Stated task -> Copy out every record below, word for word.

Recorded data:
Start
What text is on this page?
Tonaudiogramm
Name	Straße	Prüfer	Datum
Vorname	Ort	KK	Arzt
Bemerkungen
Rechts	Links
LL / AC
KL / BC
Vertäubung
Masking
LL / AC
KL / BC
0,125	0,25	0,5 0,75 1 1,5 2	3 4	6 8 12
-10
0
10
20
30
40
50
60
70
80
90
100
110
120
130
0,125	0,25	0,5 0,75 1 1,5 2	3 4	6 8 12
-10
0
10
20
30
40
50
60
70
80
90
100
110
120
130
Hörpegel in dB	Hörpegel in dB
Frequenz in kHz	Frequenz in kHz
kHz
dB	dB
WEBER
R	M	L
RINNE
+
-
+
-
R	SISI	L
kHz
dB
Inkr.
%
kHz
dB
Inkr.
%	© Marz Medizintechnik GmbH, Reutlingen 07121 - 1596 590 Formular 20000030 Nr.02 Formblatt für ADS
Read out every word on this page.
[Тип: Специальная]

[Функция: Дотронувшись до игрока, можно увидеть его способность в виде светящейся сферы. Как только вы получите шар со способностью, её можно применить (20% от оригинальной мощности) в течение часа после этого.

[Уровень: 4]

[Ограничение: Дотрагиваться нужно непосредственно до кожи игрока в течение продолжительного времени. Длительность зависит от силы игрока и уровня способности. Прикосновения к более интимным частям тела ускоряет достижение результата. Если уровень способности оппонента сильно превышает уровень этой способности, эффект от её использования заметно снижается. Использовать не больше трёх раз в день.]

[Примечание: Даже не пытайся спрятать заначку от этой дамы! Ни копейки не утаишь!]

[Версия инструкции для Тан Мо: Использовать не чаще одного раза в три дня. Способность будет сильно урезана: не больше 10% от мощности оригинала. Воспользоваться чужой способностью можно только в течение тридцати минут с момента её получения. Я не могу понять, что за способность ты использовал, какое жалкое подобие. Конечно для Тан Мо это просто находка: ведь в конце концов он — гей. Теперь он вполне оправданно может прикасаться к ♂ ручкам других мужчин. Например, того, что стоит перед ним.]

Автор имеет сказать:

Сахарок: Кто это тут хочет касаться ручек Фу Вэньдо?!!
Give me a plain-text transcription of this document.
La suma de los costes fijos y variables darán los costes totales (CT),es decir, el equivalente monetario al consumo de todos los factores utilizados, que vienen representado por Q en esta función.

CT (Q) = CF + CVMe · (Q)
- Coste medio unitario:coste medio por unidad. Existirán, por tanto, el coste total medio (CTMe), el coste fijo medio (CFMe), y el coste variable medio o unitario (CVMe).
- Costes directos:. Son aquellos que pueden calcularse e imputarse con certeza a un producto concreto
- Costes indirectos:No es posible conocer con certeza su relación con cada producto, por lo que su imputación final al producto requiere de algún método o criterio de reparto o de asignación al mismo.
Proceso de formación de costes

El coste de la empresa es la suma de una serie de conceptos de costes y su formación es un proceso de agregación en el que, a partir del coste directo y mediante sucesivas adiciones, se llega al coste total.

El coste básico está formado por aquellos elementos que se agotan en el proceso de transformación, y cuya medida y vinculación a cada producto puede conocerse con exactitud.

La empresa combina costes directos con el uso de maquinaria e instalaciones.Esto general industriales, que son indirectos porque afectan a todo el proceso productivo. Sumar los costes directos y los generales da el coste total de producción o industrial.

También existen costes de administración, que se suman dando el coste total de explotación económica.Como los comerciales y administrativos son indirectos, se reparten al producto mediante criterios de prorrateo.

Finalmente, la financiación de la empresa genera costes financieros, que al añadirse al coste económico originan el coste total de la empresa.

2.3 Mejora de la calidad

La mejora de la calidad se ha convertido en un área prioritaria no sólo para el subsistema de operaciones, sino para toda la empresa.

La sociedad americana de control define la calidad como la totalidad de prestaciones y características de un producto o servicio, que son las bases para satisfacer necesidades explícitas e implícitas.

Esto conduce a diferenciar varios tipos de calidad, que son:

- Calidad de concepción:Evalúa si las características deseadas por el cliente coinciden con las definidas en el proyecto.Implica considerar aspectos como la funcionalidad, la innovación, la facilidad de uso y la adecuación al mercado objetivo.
End
Exercise result ->
What text is on this page?
Tonaudiogramm
Name	Straße	Prüfer	Datum
Vorname	Ort	KK	Arzt
Bemerkungen
Rechts	Links
LL / AC
KL / BC
Vertäubung
Masking
LL / AC
KL / BC
0,125	0,25	0,5 0,75 1 1,5 2	3 4	6 8 12
-10
0
10
20
30
40
50
60
70
80
90
100
110
120
130
0,125	0,25	0,5 0,75 1 1,5 2	3 4	6 8 12
-10
0
10
20
30
40
50
60
70
80
90
100
110
120
130
Hörpegel in dB	Hörpegel in dB
Frequenz in kHz	Frequenz in kHz
kHz
dB	dB
WEBER
R	M	L
RINNE
+
-
+
-
R	SISI	L
kHz
dB
Inkr.
%
kHz
dB
Inkr.
%	© Marz Medizintechnik GmbH, Reutlingen 07121 - 1596 590 Formular 20000030 Nr.02 Formblatt für ADS
Read out every word on this page.
[Тип: Специальная]

[Функция: Дотронувшись до игрока, можно увидеть его способность в виде светящейся сферы. Как только вы получите шар со способностью, её можно применить (20% от оригинальной мощности) в течение часа после этого.

[Уровень: 4]

[Ограничение: Дотрагиваться нужно непосредственно до кожи игрока в течение продолжительного времени. Длительность зависит от силы игрока и уровня способности. Прикосновения к более интимным частям тела ускоряет достижение результата. Если уровень способности оппонента сильно превышает уровень этой способности, эффект от её использования заметно снижается. Использовать не больше трёх раз в день.]

[Примечание: Даже не пытайся спрятать заначку от этой дамы! Ни копейки не утаишь!]

[Версия инструкции для Тан Мо: Использовать не чаще одного раза в три дня. Способность будет сильно урезана: не больше 10% от мощности оригинала. Воспользоваться чужой способностью можно только в течение тридцати минут с момента её получения. Я не могу понять, что за способность ты использовал, какое жалкое подобие. Конечно для Тан Мо это просто находка: ведь в конце концов он — гей. Теперь он вполне оправданно может прикасаться к ♂ ручкам других мужчин. Например, того, что стоит перед ним.]

Автор имеет сказать:

Сахарок: Кто это тут хочет касаться ручек Фу Вэньдо?!!
Give me a plain-text transcription of this document.
La suma de los costes fijos y variables darán los costes totales (CT),es decir, el equivalente monetario al consumo de todos los factores utilizados, que vienen representado por Q en esta función.

CT (Q) = CF + CVMe · (Q)
- Coste medio unitario:coste medio por unidad. Existirán, por tanto, el coste total medio (CTMe), el coste fijo medio (CFMe), y el coste variable medio o unitario (CVMe).
- Costes directos:. Son aquellos que pueden calcularse e imputarse con certeza a un producto concreto
- Costes indirectos:No es posible conocer con certeza su relación con cada producto, por lo que su imputación final al producto requiere de algún método o criterio de reparto o de asignación al mismo.
Proceso de formación de costes

El coste de la empresa es la suma de una serie de conceptos de costes y su formación es un proceso de agregación en el que, a partir del coste directo y mediante sucesivas adiciones, se llega al coste total.

El coste básico está formado por aquellos elementos que se agotan en el proceso de transformación, y cuya medida y vinculación a cada producto puede conocerse con exactitud.

La empresa combina costes directos con el uso de maquinaria e instalaciones.Esto general industriales, que son indirectos porque afectan a todo el proceso productivo. Sumar los costes directos y los generales da el coste total de producción o industrial.

También existen costes de administración, que se suman dando el coste total de explotación económica.Como los comerciales y administrativos son indirectos, se reparten al producto mediante criterios de prorrateo.

Finalmente, la financiación de la empresa genera costes financieros, que al añadirse al coste económico originan el coste total de la empresa.

2.3 Mejora de la calidad

La mejora de la calidad se ha convertido en un área prioritaria no sólo para el subsistema de operaciones, sino para toda la empresa.

La sociedad americana de control define la calidad como la totalidad de prestaciones y características de un producto o servicio, que son las bases para satisfacer necesidades explícitas e implícitas.

Esto conduce a diferenciar varios tipos de calidad, que son:

- Calidad de concepción:Evalúa si las características deseadas por el cliente coinciden con las definidas en el proyecto.Implica considerar aspectos como la funcionalidad, la innovación, la facilidad de uso y la adecuación al mercado objetivo.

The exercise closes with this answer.